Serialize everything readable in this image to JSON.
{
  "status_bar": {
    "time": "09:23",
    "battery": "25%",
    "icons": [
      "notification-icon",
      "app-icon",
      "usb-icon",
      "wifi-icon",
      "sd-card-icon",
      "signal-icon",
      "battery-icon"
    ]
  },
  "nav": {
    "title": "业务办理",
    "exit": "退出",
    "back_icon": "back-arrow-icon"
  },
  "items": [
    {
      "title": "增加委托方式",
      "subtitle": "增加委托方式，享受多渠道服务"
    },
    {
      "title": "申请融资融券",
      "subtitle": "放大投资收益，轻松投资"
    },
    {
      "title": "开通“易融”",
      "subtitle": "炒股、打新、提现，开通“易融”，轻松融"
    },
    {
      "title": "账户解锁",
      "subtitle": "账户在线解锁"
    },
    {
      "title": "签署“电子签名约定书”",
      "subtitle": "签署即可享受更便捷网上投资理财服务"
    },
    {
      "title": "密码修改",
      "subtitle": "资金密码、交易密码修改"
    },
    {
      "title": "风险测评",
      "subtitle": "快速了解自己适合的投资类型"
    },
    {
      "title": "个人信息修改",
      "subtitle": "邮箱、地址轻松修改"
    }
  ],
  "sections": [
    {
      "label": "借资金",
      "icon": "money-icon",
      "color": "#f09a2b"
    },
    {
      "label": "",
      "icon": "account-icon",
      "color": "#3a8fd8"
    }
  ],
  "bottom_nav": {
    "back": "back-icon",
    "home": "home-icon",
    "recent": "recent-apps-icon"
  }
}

########################################

> **WORK TO DO**:
Within the records, how many lines include "subtitle"? The answer is the number and nothing else.

> **REPLY TO THE EXERCISE**:
8